Dataset listings of figures:
--------------------------------

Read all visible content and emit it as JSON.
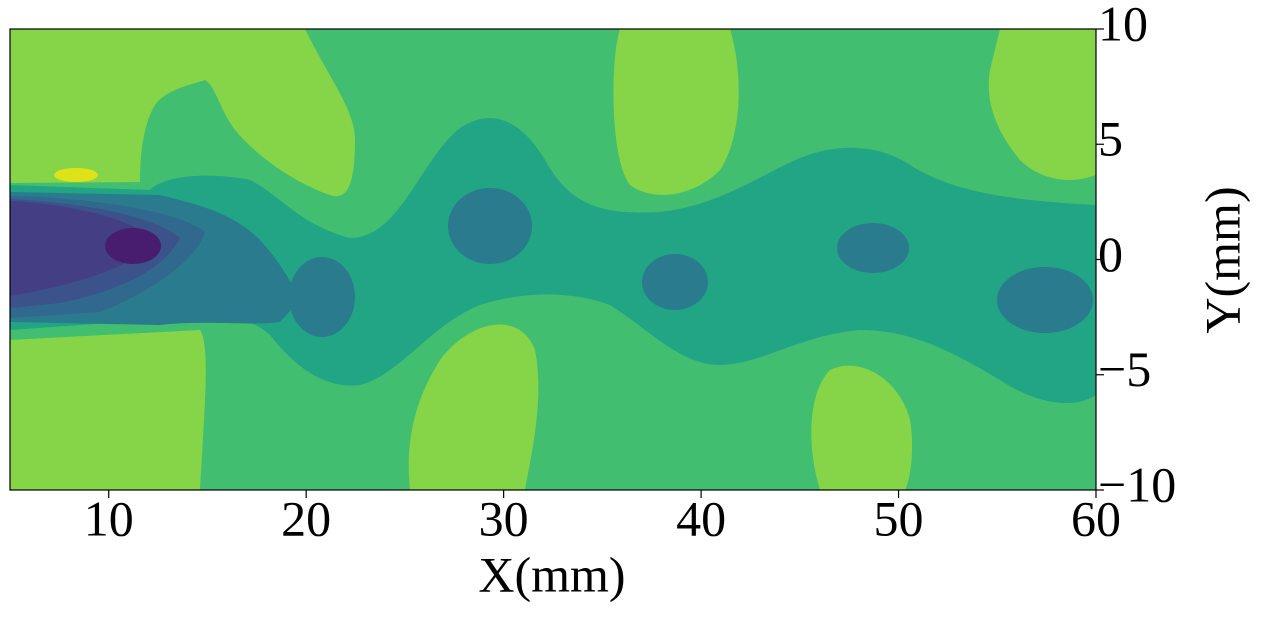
{
  "chart_data": {
    "type": "contour",
    "xlabel": "X(mm)",
    "ylabel": "Y(mm)",
    "xlim": [
      5,
      60
    ],
    "ylim": [
      -10,
      10
    ],
    "xticks": [
      10,
      20,
      30,
      40,
      50,
      60
    ],
    "yticks": [
      {
        "value": -10,
        "label": "−10"
      },
      {
        "value": -5,
        "label": "−5"
      },
      0,
      5,
      10
    ]
  }
}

--------------------------------

Work to be completed =>
Strip out the pictures and quote the remaining data word for word.

Result of the task =>
Read all visible content and emit it as JSON.
{
  "chart_data": {
    "type": "contour",
    "xlabel": "X(mm)",
    "ylabel": "Y(mm)",
    "xlim": [
      5,
      60
    ],
    "ylim": [
      -10,
      10
    ],
    "xticks": [
      10,
      20,
      30,
      40,
      50,
      60
    ],
    "yticks": [
      {
        "value": -10,
        "label": "−10"
      },
      {
        "value": -5,
        "label": "−5"
      },
      0,
      5,
      10
    ]
  }
}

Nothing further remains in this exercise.